▶ [What to do]:
Copy every line of the listing that holds the string "BAIRRO".

▶ [Data shown]:
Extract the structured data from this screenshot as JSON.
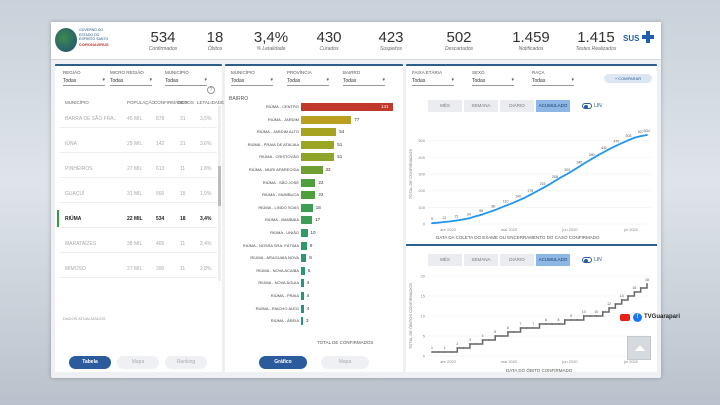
{
  "header": {
    "logo_text": "GOVERNO DO ESTADO DO ESPÍRITO SANTO",
    "logo_sub": "CORONAVÍRUS",
    "kpis": [
      {
        "value": "534",
        "label": "Confirmados"
      },
      {
        "value": "18",
        "label": "Óbitos"
      },
      {
        "value": "3,4%",
        "label": "% Letalidade"
      },
      {
        "value": "430",
        "label": "Curados"
      },
      {
        "value": "423",
        "label": "Suspeitos"
      },
      {
        "value": "502",
        "label": "Descartados"
      },
      {
        "value": "1.459",
        "label": "Notificados"
      },
      {
        "value": "1.415",
        "label": "Testes Realizados"
      }
    ],
    "sus_label": "SUS"
  },
  "left_panel": {
    "filters": [
      {
        "label": "REGIÃO",
        "value": "Todas"
      },
      {
        "label": "MICRO REGIÃO",
        "value": "Todas"
      },
      {
        "label": "MUNICÍPIO",
        "value": "Todas"
      }
    ],
    "columns": [
      "MUNICÍPIO",
      "POPULAÇÃO",
      "CONFIRMADOS",
      "ÓBITOS",
      "LETALIDADE"
    ],
    "rows": [
      {
        "name": "BARRA DE SÃO FRA...",
        "pop": "45 MIL",
        "conf": "878",
        "deaths": "31",
        "rate": "3,5%",
        "selected": false
      },
      {
        "name": "IÚNA",
        "pop": "29 MIL",
        "conf": "142",
        "deaths": "21",
        "rate": "3,6%",
        "selected": false
      },
      {
        "name": "PINHEIROS",
        "pop": "27 MIL",
        "conf": "613",
        "deaths": "11",
        "rate": "1,8%",
        "selected": false
      },
      {
        "name": "GUAÇUÍ",
        "pop": "31 MIL",
        "conf": "560",
        "deaths": "15",
        "rate": "1,9%",
        "selected": false
      },
      {
        "name": "RIÚMA",
        "pop": "22 MIL",
        "conf": "534",
        "deaths": "18",
        "rate": "3,4%",
        "selected": true
      },
      {
        "name": "MARATAÍZES",
        "pop": "38 MIL",
        "conf": "465",
        "deaths": "11",
        "rate": "2,4%",
        "selected": false
      },
      {
        "name": "MIMOSO",
        "pop": "27 MIL",
        "conf": "390",
        "deaths": "11",
        "rate": "2,8%",
        "selected": false
      }
    ],
    "footer_note": "DADOS ATUALIZADOS",
    "tabs": [
      "Tabela",
      "Mapa",
      "Ranking"
    ]
  },
  "middle_panel": {
    "filters": [
      {
        "label": "MUNICÍPIO",
        "value": "Todas"
      },
      {
        "label": "PROVÍNCIA",
        "value": "Todas"
      },
      {
        "label": "BAIRRO",
        "value": "Todas"
      }
    ],
    "section_title": "BAIRRO",
    "footer_label": "TOTAL DE CONFIRMADOS",
    "tabs": [
      "Gráfico",
      "Mapa"
    ]
  },
  "right_panel": {
    "filters": [
      {
        "label": "FAIXA ETÁRIA",
        "value": "Todas"
      },
      {
        "label": "SEXO",
        "value": "Todas"
      },
      {
        "label": "RAÇA",
        "value": "Todas"
      }
    ],
    "add_button": "+ COMPARAR",
    "top_tabs": [
      "MÊS",
      "SEMANA",
      "DIÁRIO",
      "ACUMULADO"
    ],
    "top_toggle": "LIN",
    "top_xlabel": "DATA DA COLETA DO EXAME OU ENCERRAMENTO DO CASO CONFIRMADO",
    "top_ylabel": "TOTAL DE CONFIRMADOS",
    "bottom_tabs": [
      "MÊS",
      "SEMANA",
      "DIÁRIO",
      "ACUMULADO"
    ],
    "bottom_toggle": "LIN",
    "bottom_xlabel": "DATA DO ÓBITO CONFIRMADO",
    "bottom_ylabel": "TOTAL DE ÓBITOS CONFIRMADOS"
  },
  "social": {
    "handle": "TVGuarapari"
  },
  "colors": {
    "header_blue": "#2d5f8b",
    "button_blue": "#2a5b9c",
    "bar_red": "#c0392b",
    "line_blue": "#2196f3",
    "line_gray": "#666666"
  },
  "chart_data": [
    {
      "type": "bar",
      "title": "BAIRRO",
      "xlabel": "TOTAL DE CONFIRMADOS",
      "categories": [
        "RIÚMA - CENTRO",
        "RIÚMA - JARDIM",
        "RIÚMA - JARDIM ALTO",
        "RIÚMA - PRAIA DE ATALAIA",
        "RIÚMA - CRISTOVÃO",
        "RIÚMA - MURI APARECIDA",
        "RIÚMA - SÃO JOSÉ",
        "RIÚMA - MUMBUCA",
        "RIÚMA - LINDO SOAS",
        "RIÚMA - BAMBAIA",
        "RIÚMA - UNIÃO",
        "RIÚMA - NOSSA SRA. FÁTIMA",
        "RIÚMA - ARAGUAIA NOVA",
        "RIÚMA - NOVA ACAIBA",
        "RIÚMA - NOVA ÁGUIA",
        "RIÚMA - PRAIA",
        "RIÚMA - RIACHO ALEG",
        "RIÚMA - ÁREIA"
      ],
      "values": [
        141,
        77,
        54,
        51,
        51,
        33,
        22,
        22,
        18,
        17,
        10,
        9,
        8,
        6,
        4,
        4,
        4,
        3
      ],
      "colors": [
        "#c0392b",
        "#b9a020",
        "#a7a321",
        "#9aa524",
        "#8ea428",
        "#6f9f33",
        "#4ea03f",
        "#4ea03f",
        "#3d9d52",
        "#3d9d52",
        "#2e9a64",
        "#2e9a64",
        "#2a9870",
        "#269877",
        "#23977c",
        "#23977c",
        "#21967f",
        "#209682"
      ]
    },
    {
      "type": "line",
      "title": "",
      "xlabel": "DATA DA COLETA DO EXAME OU ENCERRAMENTO DO CASO CONFIRMADO",
      "ylabel": "TOTAL DE CONFIRMADOS",
      "x_ticks": [
        "abr 2020",
        "mai 2020",
        "jun 2020",
        "jul 2020"
      ],
      "ylim": [
        0,
        600
      ],
      "y_ticks": [
        0,
        100,
        200,
        300,
        400,
        500
      ],
      "values": [
        5,
        8,
        12,
        16,
        21,
        27,
        34,
        45,
        55,
        68,
        80,
        95,
        110,
        124,
        140,
        156,
        175,
        195,
        215,
        235,
        258,
        280,
        300,
        322,
        345,
        368,
        390,
        412,
        432,
        452,
        470,
        487,
        503,
        518,
        527,
        534
      ],
      "point_labels": [
        5,
        8,
        12,
        16,
        21,
        27,
        34,
        45,
        55,
        68,
        80,
        95,
        110,
        124,
        140,
        156,
        175,
        195,
        215,
        235,
        258,
        280,
        300,
        322,
        345,
        368,
        390,
        412,
        432,
        452,
        470,
        487,
        503,
        518,
        527,
        534
      ]
    },
    {
      "type": "line",
      "title": "",
      "xlabel": "DATA DO ÓBITO CONFIRMADO",
      "ylabel": "TOTAL DE ÓBITOS CONFIRMADOS",
      "x_ticks": [
        "abr 2020",
        "mai 2020",
        "jun 2020",
        "jul 2020"
      ],
      "ylim": [
        0,
        20
      ],
      "y_ticks": [
        0,
        5,
        10,
        15,
        20
      ],
      "values": [
        1,
        1,
        1,
        1,
        2,
        2,
        3,
        3,
        4,
        4,
        5,
        5,
        6,
        6,
        7,
        7,
        7,
        8,
        8,
        8,
        8,
        9,
        9,
        9,
        10,
        10,
        10,
        11,
        12,
        13,
        14,
        15,
        16,
        17,
        18
      ],
      "point_labels": [
        1,
        1,
        1,
        1,
        2,
        2,
        3,
        3,
        4,
        4,
        5,
        5,
        6,
        6,
        7,
        7,
        7,
        8,
        8,
        8,
        8,
        9,
        9,
        9,
        10,
        10,
        10,
        11,
        12,
        13,
        14,
        15,
        16,
        17,
        18
      ]
    }
  ]
}
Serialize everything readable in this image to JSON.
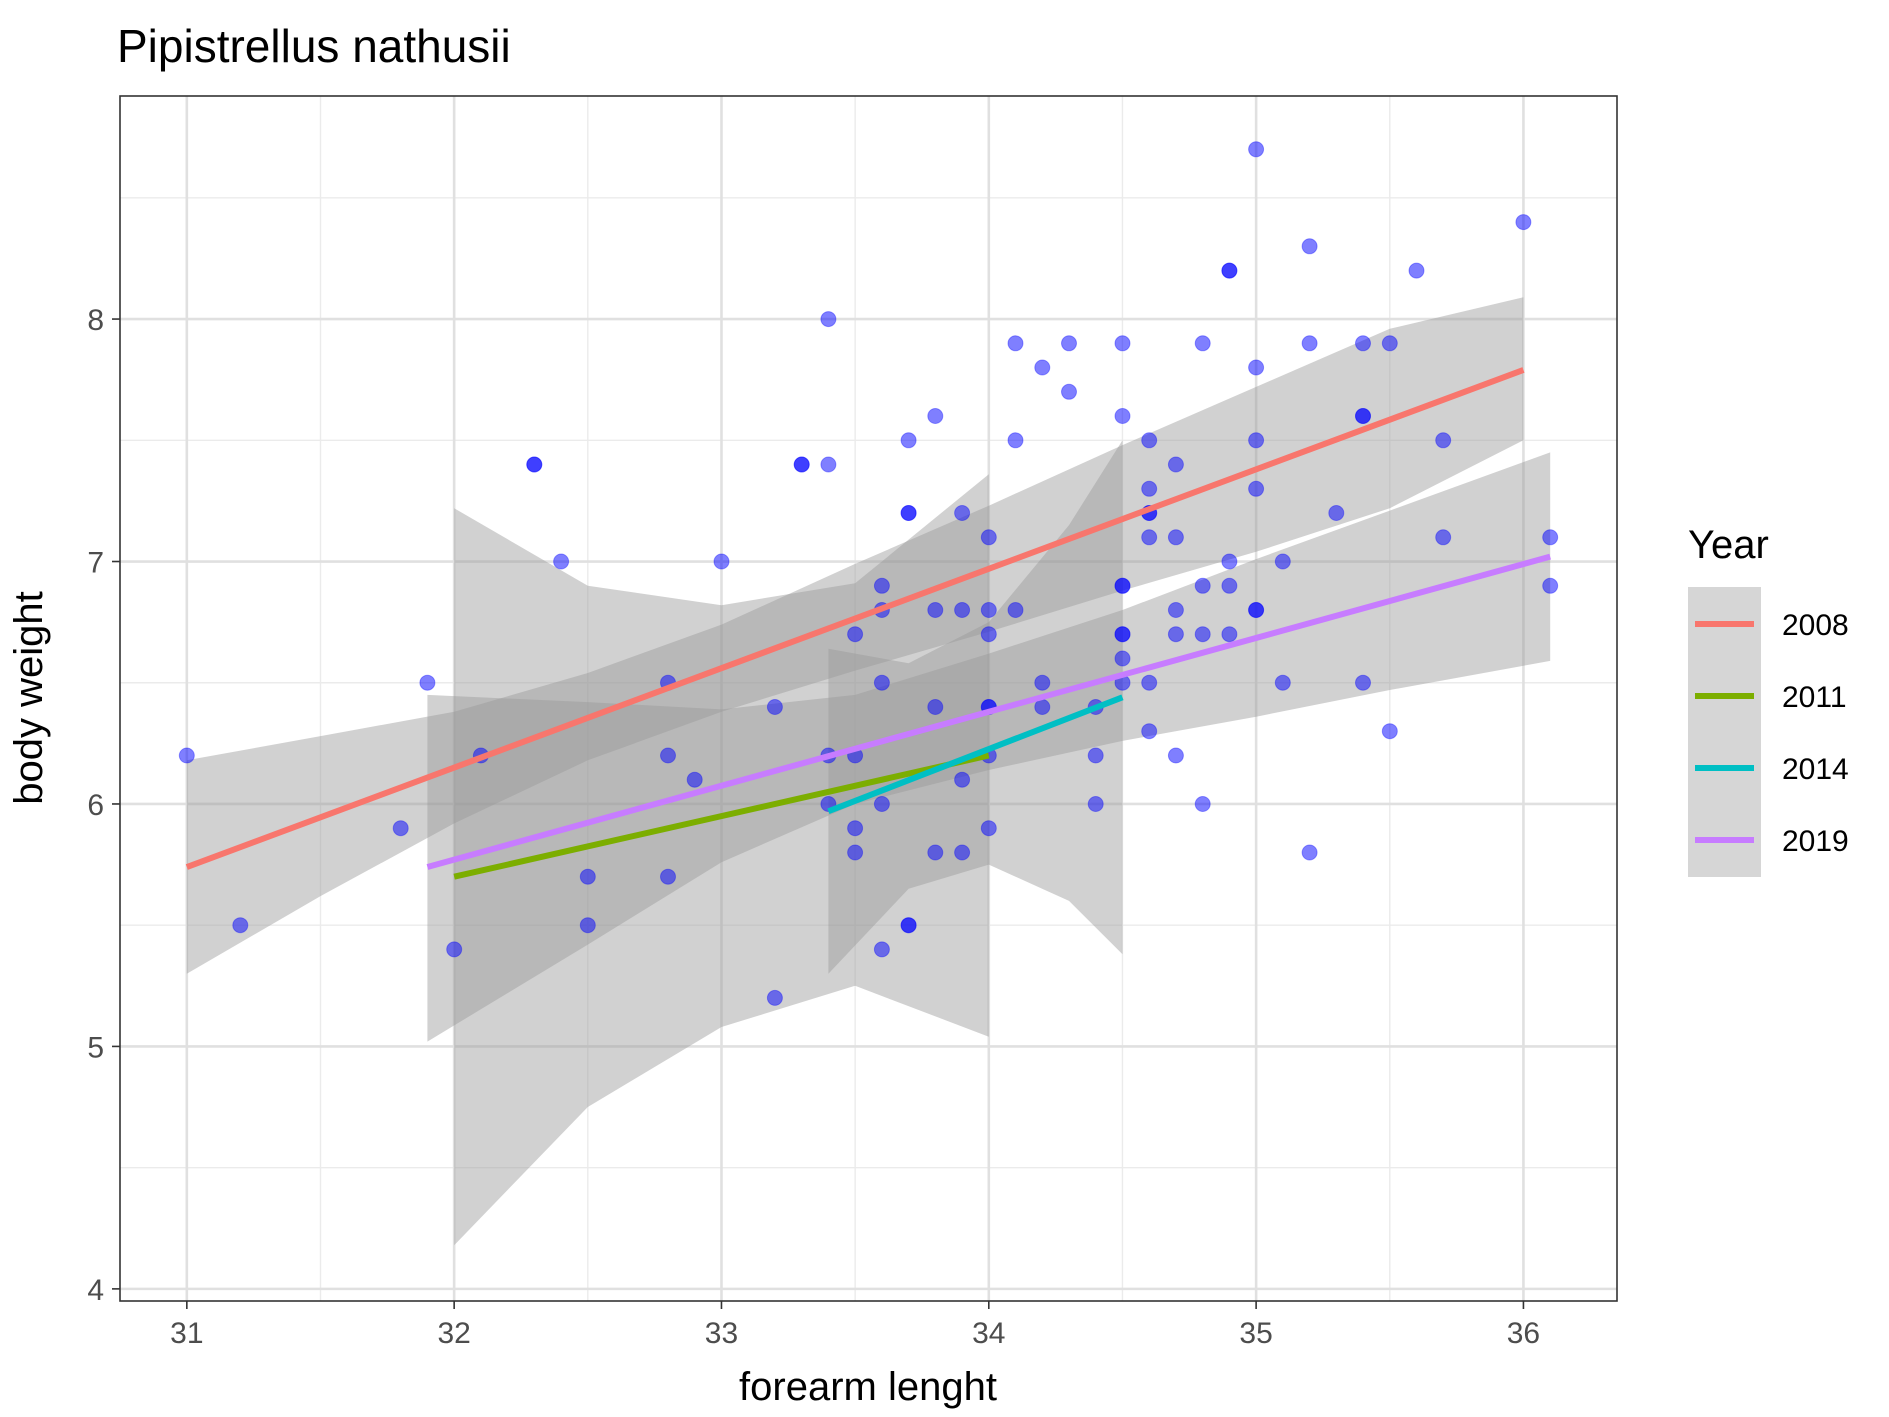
{
  "chart_data": {
    "type": "scatter",
    "title": "Pipistrellus nathusii",
    "xlabel": "forearm lenght",
    "ylabel": "body weight",
    "xlim": [
      30.75,
      36.35
    ],
    "ylim": [
      3.95,
      8.92
    ],
    "x_ticks": [
      31,
      32,
      33,
      34,
      35,
      36
    ],
    "y_ticks": [
      4,
      5,
      6,
      7,
      8
    ],
    "x_tick_labels": [
      "31",
      "32",
      "33",
      "34",
      "35",
      "36"
    ],
    "y_tick_labels": [
      "4",
      "5",
      "6",
      "7",
      "8"
    ],
    "grid": true,
    "legend": {
      "title": "Year",
      "placement": "right"
    },
    "point_color": "#0000ff",
    "point_opacity": 0.5,
    "ribbon_color": "#999999",
    "ribbon_opacity": 0.45,
    "points": [
      [
        31.0,
        6.2
      ],
      [
        31.2,
        5.5
      ],
      [
        31.8,
        5.9
      ],
      [
        31.9,
        6.5
      ],
      [
        32.0,
        5.4
      ],
      [
        32.1,
        6.2
      ],
      [
        32.3,
        7.4
      ],
      [
        32.3,
        7.4
      ],
      [
        32.4,
        7.0
      ],
      [
        32.5,
        5.7
      ],
      [
        32.5,
        5.5
      ],
      [
        32.8,
        6.5
      ],
      [
        32.8,
        6.2
      ],
      [
        32.8,
        5.7
      ],
      [
        32.9,
        6.1
      ],
      [
        33.0,
        7.0
      ],
      [
        33.2,
        5.2
      ],
      [
        33.2,
        6.4
      ],
      [
        33.3,
        7.4
      ],
      [
        33.3,
        7.4
      ],
      [
        33.4,
        8.0
      ],
      [
        33.4,
        7.4
      ],
      [
        33.4,
        6.2
      ],
      [
        33.4,
        6.0
      ],
      [
        33.5,
        6.7
      ],
      [
        33.5,
        6.2
      ],
      [
        33.5,
        5.9
      ],
      [
        33.5,
        5.8
      ],
      [
        33.6,
        6.9
      ],
      [
        33.6,
        6.8
      ],
      [
        33.6,
        6.5
      ],
      [
        33.6,
        6.0
      ],
      [
        33.6,
        5.4
      ],
      [
        33.7,
        7.5
      ],
      [
        33.7,
        7.2
      ],
      [
        33.7,
        7.2
      ],
      [
        33.7,
        5.5
      ],
      [
        33.7,
        5.5
      ],
      [
        33.8,
        7.6
      ],
      [
        33.8,
        6.8
      ],
      [
        33.8,
        6.4
      ],
      [
        33.8,
        5.8
      ],
      [
        33.9,
        7.2
      ],
      [
        33.9,
        6.8
      ],
      [
        33.9,
        6.1
      ],
      [
        33.9,
        5.8
      ],
      [
        34.0,
        7.1
      ],
      [
        34.0,
        6.8
      ],
      [
        34.0,
        6.7
      ],
      [
        34.0,
        6.4
      ],
      [
        34.0,
        6.4
      ],
      [
        34.0,
        6.2
      ],
      [
        34.0,
        5.9
      ],
      [
        34.1,
        7.9
      ],
      [
        34.1,
        7.5
      ],
      [
        34.1,
        6.8
      ],
      [
        34.2,
        7.8
      ],
      [
        34.2,
        6.5
      ],
      [
        34.2,
        6.4
      ],
      [
        34.3,
        7.9
      ],
      [
        34.3,
        7.7
      ],
      [
        34.4,
        6.4
      ],
      [
        34.4,
        6.2
      ],
      [
        34.4,
        6.0
      ],
      [
        34.5,
        7.9
      ],
      [
        34.5,
        7.6
      ],
      [
        34.5,
        6.9
      ],
      [
        34.5,
        6.9
      ],
      [
        34.5,
        6.7
      ],
      [
        34.5,
        6.7
      ],
      [
        34.5,
        6.6
      ],
      [
        34.5,
        6.5
      ],
      [
        34.6,
        7.5
      ],
      [
        34.6,
        7.3
      ],
      [
        34.6,
        7.2
      ],
      [
        34.6,
        7.2
      ],
      [
        34.6,
        7.1
      ],
      [
        34.6,
        6.5
      ],
      [
        34.6,
        6.3
      ],
      [
        34.7,
        7.4
      ],
      [
        34.7,
        7.1
      ],
      [
        34.7,
        6.8
      ],
      [
        34.7,
        6.7
      ],
      [
        34.7,
        6.2
      ],
      [
        34.8,
        7.9
      ],
      [
        34.8,
        6.9
      ],
      [
        34.8,
        6.7
      ],
      [
        34.8,
        6.0
      ],
      [
        34.9,
        8.2
      ],
      [
        34.9,
        8.2
      ],
      [
        34.9,
        7.0
      ],
      [
        34.9,
        6.9
      ],
      [
        34.9,
        6.7
      ],
      [
        35.0,
        8.7
      ],
      [
        35.0,
        7.8
      ],
      [
        35.0,
        7.5
      ],
      [
        35.0,
        7.3
      ],
      [
        35.0,
        6.8
      ],
      [
        35.0,
        6.8
      ],
      [
        35.1,
        7.0
      ],
      [
        35.1,
        6.5
      ],
      [
        35.2,
        8.3
      ],
      [
        35.2,
        7.9
      ],
      [
        35.2,
        5.8
      ],
      [
        35.3,
        7.2
      ],
      [
        35.4,
        7.9
      ],
      [
        35.4,
        7.6
      ],
      [
        35.4,
        7.6
      ],
      [
        35.4,
        6.5
      ],
      [
        35.5,
        7.9
      ],
      [
        35.5,
        6.3
      ],
      [
        35.6,
        8.2
      ],
      [
        35.7,
        7.5
      ],
      [
        35.7,
        7.1
      ],
      [
        36.0,
        8.4
      ],
      [
        36.1,
        7.1
      ],
      [
        36.1,
        6.9
      ]
    ],
    "series": [
      {
        "name": "2008",
        "color": "#f8766d",
        "x": [
          31.0,
          31.5,
          32.0,
          32.5,
          33.0,
          33.5,
          34.0,
          34.5,
          35.0,
          35.5,
          36.0
        ],
        "y": [
          5.74,
          5.95,
          6.15,
          6.36,
          6.56,
          6.77,
          6.97,
          7.18,
          7.38,
          7.59,
          7.79
        ],
        "lower": [
          5.3,
          5.62,
          5.92,
          6.18,
          6.38,
          6.55,
          6.71,
          6.88,
          7.04,
          7.22,
          7.5
        ],
        "upper": [
          6.18,
          6.28,
          6.38,
          6.54,
          6.74,
          6.99,
          7.23,
          7.48,
          7.72,
          7.96,
          8.09
        ]
      },
      {
        "name": "2011",
        "color": "#7cae00",
        "x": [
          32.0,
          32.5,
          33.0,
          33.5,
          34.0
        ],
        "y": [
          5.7,
          5.83,
          5.95,
          6.08,
          6.2
        ],
        "lower": [
          4.18,
          4.75,
          5.08,
          5.25,
          5.04
        ],
        "upper": [
          7.22,
          6.9,
          6.82,
          6.91,
          7.36
        ]
      },
      {
        "name": "2014",
        "color": "#00bfc4",
        "x": [
          33.4,
          33.7,
          34.0,
          34.3,
          34.5
        ],
        "y": [
          5.97,
          6.11,
          6.24,
          6.38,
          6.44
        ],
        "lower": [
          5.3,
          5.65,
          5.75,
          5.6,
          5.38
        ],
        "upper": [
          6.64,
          6.58,
          6.75,
          7.15,
          7.5
        ]
      },
      {
        "name": "2019",
        "color": "#c77cff",
        "x": [
          31.9,
          32.5,
          33.0,
          33.5,
          34.0,
          34.5,
          35.0,
          35.5,
          36.1
        ],
        "y": [
          5.74,
          5.92,
          6.07,
          6.22,
          6.38,
          6.53,
          6.68,
          6.84,
          7.02
        ],
        "lower": [
          5.02,
          5.42,
          5.76,
          6.0,
          6.14,
          6.26,
          6.36,
          6.47,
          6.59
        ],
        "upper": [
          6.45,
          6.42,
          6.39,
          6.45,
          6.62,
          6.8,
          7.01,
          7.21,
          7.45
        ]
      }
    ]
  }
}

▶ [The solution]:
        "label": "BAIRRO",
    "section_title": "BAIRRO",
      "title": "BAIRRO",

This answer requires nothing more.